§ **Data to process**:
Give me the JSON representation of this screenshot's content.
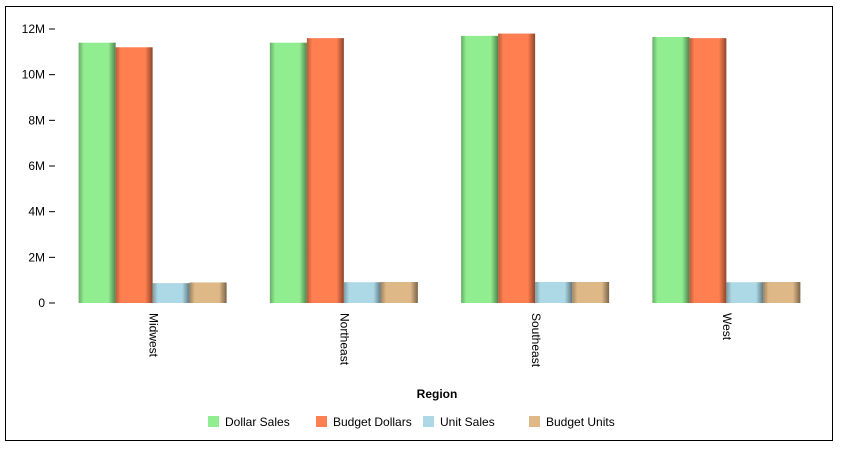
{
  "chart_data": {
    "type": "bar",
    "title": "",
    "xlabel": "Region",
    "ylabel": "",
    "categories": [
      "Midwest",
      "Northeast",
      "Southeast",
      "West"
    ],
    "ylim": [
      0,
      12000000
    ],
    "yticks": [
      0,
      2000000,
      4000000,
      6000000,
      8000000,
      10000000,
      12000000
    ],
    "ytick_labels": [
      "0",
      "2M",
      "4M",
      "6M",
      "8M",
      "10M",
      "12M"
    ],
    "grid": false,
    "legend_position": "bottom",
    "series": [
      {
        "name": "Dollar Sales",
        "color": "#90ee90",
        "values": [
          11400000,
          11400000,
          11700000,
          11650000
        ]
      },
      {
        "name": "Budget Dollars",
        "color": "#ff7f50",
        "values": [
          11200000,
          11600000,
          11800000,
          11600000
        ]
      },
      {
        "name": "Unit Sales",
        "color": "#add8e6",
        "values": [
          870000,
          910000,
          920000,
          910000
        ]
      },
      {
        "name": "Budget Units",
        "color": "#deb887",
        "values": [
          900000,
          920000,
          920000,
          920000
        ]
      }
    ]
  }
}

==

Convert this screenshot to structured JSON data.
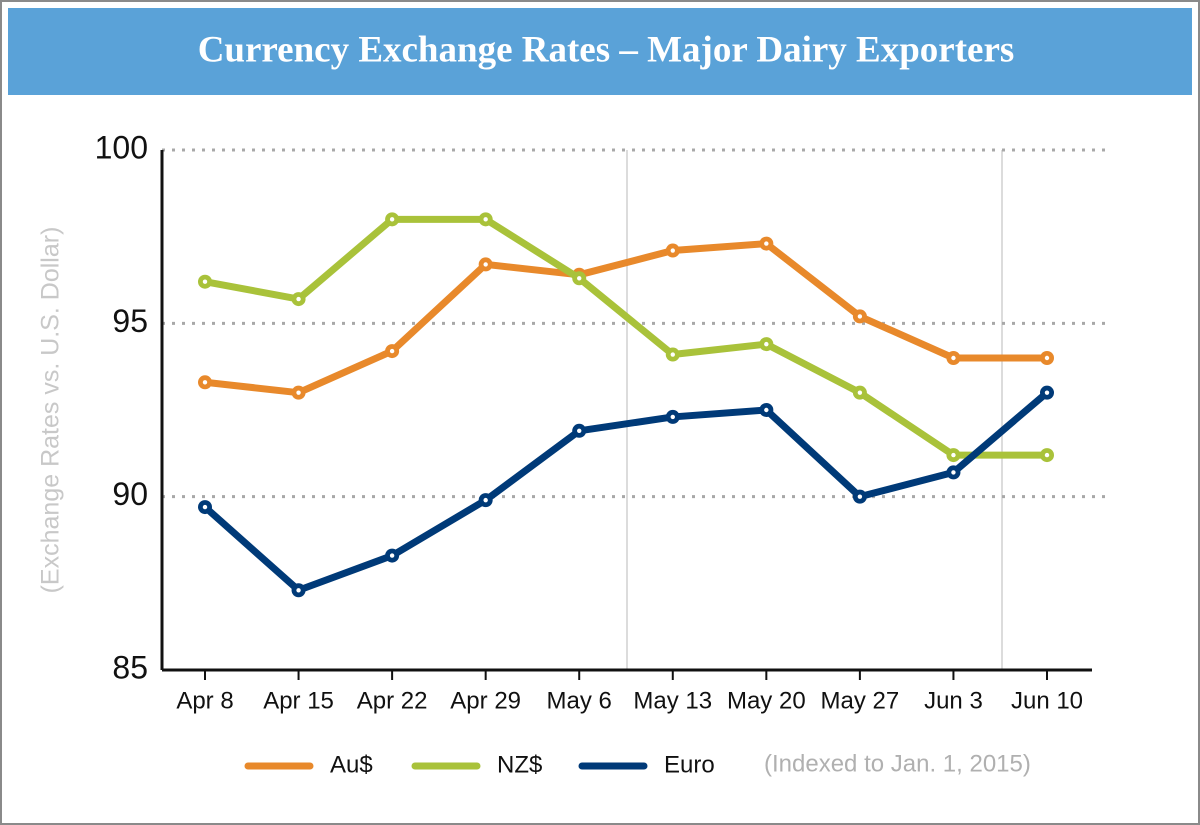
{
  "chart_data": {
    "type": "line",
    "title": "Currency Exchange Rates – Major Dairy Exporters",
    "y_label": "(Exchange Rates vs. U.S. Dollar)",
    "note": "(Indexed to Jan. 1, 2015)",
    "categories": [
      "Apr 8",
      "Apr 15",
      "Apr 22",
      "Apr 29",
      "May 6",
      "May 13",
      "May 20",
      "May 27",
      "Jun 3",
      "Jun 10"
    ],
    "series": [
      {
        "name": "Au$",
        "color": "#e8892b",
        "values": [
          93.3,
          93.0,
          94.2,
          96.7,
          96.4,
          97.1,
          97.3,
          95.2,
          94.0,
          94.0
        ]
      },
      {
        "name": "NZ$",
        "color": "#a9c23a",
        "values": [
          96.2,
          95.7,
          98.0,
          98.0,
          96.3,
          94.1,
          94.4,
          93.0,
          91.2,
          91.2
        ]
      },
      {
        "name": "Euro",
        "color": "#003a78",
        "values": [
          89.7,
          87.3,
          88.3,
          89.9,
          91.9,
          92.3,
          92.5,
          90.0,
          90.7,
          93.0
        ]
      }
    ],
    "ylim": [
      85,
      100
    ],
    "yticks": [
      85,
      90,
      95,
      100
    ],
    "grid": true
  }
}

§ **What you are asked to do**: Where a line of the data holds "title", show that line.

§ **The result**:
    "title": "",
    "title": "Currency Exchange Rates – Major Dairy Exporters",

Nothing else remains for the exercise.